__Records from a data collection__
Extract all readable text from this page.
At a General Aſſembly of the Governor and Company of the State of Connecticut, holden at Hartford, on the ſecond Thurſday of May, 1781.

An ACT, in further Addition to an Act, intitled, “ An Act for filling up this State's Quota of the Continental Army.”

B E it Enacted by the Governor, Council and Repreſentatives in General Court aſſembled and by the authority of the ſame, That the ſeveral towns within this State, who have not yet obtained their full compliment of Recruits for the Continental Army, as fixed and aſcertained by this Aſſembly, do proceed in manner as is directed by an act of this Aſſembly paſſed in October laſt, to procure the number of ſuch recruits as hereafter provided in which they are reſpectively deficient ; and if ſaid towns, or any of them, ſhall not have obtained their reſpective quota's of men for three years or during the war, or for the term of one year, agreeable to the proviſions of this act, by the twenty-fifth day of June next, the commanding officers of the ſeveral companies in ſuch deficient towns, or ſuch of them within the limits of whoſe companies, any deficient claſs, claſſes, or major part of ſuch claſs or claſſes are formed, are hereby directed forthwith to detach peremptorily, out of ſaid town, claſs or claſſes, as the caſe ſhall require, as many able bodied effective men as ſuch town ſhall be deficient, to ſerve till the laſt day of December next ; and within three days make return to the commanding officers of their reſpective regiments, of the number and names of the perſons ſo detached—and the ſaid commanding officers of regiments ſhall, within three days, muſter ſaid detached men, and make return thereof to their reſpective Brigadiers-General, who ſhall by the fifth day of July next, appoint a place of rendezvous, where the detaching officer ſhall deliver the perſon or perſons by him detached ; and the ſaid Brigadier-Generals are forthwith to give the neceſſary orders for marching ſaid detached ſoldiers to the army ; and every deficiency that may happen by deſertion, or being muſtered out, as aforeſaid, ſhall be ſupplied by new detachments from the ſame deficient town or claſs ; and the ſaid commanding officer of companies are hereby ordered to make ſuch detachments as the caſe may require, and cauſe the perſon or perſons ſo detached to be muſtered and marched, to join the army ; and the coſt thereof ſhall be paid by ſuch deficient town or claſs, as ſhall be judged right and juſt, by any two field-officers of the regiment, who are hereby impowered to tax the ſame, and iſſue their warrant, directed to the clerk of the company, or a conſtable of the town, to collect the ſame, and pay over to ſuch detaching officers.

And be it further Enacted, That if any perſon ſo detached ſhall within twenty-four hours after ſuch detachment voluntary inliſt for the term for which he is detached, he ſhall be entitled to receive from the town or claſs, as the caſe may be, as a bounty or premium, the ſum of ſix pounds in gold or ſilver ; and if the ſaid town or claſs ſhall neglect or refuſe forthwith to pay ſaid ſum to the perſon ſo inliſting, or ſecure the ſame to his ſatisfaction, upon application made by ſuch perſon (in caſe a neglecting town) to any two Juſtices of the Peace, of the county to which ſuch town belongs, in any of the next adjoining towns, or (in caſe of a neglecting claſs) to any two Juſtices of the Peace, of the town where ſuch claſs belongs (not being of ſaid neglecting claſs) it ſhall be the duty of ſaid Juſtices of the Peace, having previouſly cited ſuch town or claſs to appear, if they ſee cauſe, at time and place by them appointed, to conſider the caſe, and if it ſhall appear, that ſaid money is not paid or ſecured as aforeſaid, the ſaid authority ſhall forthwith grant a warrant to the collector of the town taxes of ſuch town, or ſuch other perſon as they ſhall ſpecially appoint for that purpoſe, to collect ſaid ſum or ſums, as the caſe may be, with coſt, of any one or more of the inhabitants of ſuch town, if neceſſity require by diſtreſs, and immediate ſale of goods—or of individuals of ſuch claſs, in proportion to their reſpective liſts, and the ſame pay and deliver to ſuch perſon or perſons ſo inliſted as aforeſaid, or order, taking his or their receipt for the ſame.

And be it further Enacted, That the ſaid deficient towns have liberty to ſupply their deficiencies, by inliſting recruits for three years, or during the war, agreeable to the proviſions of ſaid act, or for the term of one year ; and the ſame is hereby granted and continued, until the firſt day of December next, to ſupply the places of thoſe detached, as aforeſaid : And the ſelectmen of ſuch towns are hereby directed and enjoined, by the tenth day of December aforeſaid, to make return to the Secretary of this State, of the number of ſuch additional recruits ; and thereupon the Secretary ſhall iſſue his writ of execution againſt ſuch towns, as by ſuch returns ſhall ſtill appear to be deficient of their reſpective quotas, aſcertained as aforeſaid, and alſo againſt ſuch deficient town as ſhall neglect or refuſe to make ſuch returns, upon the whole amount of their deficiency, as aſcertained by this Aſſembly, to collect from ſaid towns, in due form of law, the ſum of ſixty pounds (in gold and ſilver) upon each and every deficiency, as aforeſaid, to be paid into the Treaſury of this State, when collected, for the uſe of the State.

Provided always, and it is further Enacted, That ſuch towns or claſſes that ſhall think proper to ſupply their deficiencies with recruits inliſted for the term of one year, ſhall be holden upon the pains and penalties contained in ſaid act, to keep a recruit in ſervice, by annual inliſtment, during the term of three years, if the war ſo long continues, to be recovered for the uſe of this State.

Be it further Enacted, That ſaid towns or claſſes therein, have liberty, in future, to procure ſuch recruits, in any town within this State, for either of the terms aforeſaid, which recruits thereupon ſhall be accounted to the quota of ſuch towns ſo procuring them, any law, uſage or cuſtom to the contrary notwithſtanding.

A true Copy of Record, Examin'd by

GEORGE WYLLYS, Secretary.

__WRITTEN PROBLEM__
Repeat the whole listing exactly, keeping every line intact.

__EXPECTED ANSWER__
Extract all readable text from this page.
At a General Aſſembly of the Governor and Company of the State of Connecticut, holden at Hartford, on the ſecond Thurſday of May, 1781.

An ACT, in further Addition to an Act, intitled, “ An Act for filling up this State's Quota of the Continental Army.”

B E it Enacted by the Governor, Council and Repreſentatives in General Court aſſembled and by the authority of the ſame, That the ſeveral towns within this State, who have not yet obtained their full compliment of Recruits for the Continental Army, as fixed and aſcertained by this Aſſembly, do proceed in manner as is directed by an act of this Aſſembly paſſed in October laſt, to procure the number of ſuch recruits as hereafter provided in which they are reſpectively deficient ; and if ſaid towns, or any of them, ſhall not have obtained their reſpective quota's of men for three years or during the war, or for the term of one year, agreeable to the proviſions of this act, by the twenty-fifth day of June next, the commanding officers of the ſeveral companies in ſuch deficient towns, or ſuch of them within the limits of whoſe companies, any deficient claſs, claſſes, or major part of ſuch claſs or claſſes are formed, are hereby directed forthwith to detach peremptorily, out of ſaid town, claſs or claſſes, as the caſe ſhall require, as many able bodied effective men as ſuch town ſhall be deficient, to ſerve till the laſt day of December next ; and within three days make return to the commanding officers of their reſpective regiments, of the number and names of the perſons ſo detached—and the ſaid commanding officers of regiments ſhall, within three days, muſter ſaid detached men, and make return thereof to their reſpective Brigadiers-General, who ſhall by the fifth day of July next, appoint a place of rendezvous, where the detaching officer ſhall deliver the perſon or perſons by him detached ; and the ſaid Brigadier-Generals are forthwith to give the neceſſary orders for marching ſaid detached ſoldiers to the army ; and every deficiency that may happen by deſertion, or being muſtered out, as aforeſaid, ſhall be ſupplied by new detachments from the ſame deficient town or claſs ; and the ſaid commanding officer of companies are hereby ordered to make ſuch detachments as the caſe may require, and cauſe the perſon or perſons ſo detached to be muſtered and marched, to join the army ; and the coſt thereof ſhall be paid by ſuch deficient town or claſs, as ſhall be judged right and juſt, by any two field-officers of the regiment, who are hereby impowered to tax the ſame, and iſſue their warrant, directed to the clerk of the company, or a conſtable of the town, to collect the ſame, and pay over to ſuch detaching officers.

And be it further Enacted, That if any perſon ſo detached ſhall within twenty-four hours after ſuch detachment voluntary inliſt for the term for which he is detached, he ſhall be entitled to receive from the town or claſs, as the caſe may be, as a bounty or premium, the ſum of ſix pounds in gold or ſilver ; and if the ſaid town or claſs ſhall neglect or refuſe forthwith to pay ſaid ſum to the perſon ſo inliſting, or ſecure the ſame to his ſatisfaction, upon application made by ſuch perſon (in caſe a neglecting town) to any two Juſtices of the Peace, of the county to which ſuch town belongs, in any of the next adjoining towns, or (in caſe of a neglecting claſs) to any two Juſtices of the Peace, of the town where ſuch claſs belongs (not being of ſaid neglecting claſs) it ſhall be the duty of ſaid Juſtices of the Peace, having previouſly cited ſuch town or claſs to appear, if they ſee cauſe, at time and place by them appointed, to conſider the caſe, and if it ſhall appear, that ſaid money is not paid or ſecured as aforeſaid, the ſaid authority ſhall forthwith grant a warrant to the collector of the town taxes of ſuch town, or ſuch other perſon as they ſhall ſpecially appoint for that purpoſe, to collect ſaid ſum or ſums, as the caſe may be, with coſt, of any one or more of the inhabitants of ſuch town, if neceſſity require by diſtreſs, and immediate ſale of goods—or of individuals of ſuch claſs, in proportion to their reſpective liſts, and the ſame pay and deliver to ſuch perſon or perſons ſo inliſted as aforeſaid, or order, taking his or their receipt for the ſame.

And be it further Enacted, That the ſaid deficient towns have liberty to ſupply their deficiencies, by inliſting recruits for three years, or during the war, agreeable to the proviſions of ſaid act, or for the term of one year ; and the ſame is hereby granted and continued, until the firſt day of December next, to ſupply the places of thoſe detached, as aforeſaid : And the ſelectmen of ſuch towns are hereby directed and enjoined, by the tenth day of December aforeſaid, to make return to the Secretary of this State, of the number of ſuch additional recruits ; and thereupon the Secretary ſhall iſſue his writ of execution againſt ſuch towns, as by ſuch returns ſhall ſtill appear to be deficient of their reſpective quotas, aſcertained as aforeſaid, and alſo againſt ſuch deficient town as ſhall neglect or refuſe to make ſuch returns, upon the whole amount of their deficiency, as aſcertained by this Aſſembly, to collect from ſaid towns, in due form of law, the ſum of ſixty pounds (in gold and ſilver) upon each and every deficiency, as aforeſaid, to be paid into the Treaſury of this State, when collected, for the uſe of the State.

Provided always, and it is further Enacted, That ſuch towns or claſſes that ſhall think proper to ſupply their deficiencies with recruits inliſted for the term of one year, ſhall be holden upon the pains and penalties contained in ſaid act, to keep a recruit in ſervice, by annual inliſtment, during the term of three years, if the war ſo long continues, to be recovered for the uſe of this State.

Be it further Enacted, That ſaid towns or claſſes therein, have liberty, in future, to procure ſuch recruits, in any town within this State, for either of the terms aforeſaid, which recruits thereupon ſhall be accounted to the quota of ſuch towns ſo procuring them, any law, uſage or cuſtom to the contrary notwithſtanding.

A true Copy of Record, Examin'd by

GEORGE WYLLYS, Secretary.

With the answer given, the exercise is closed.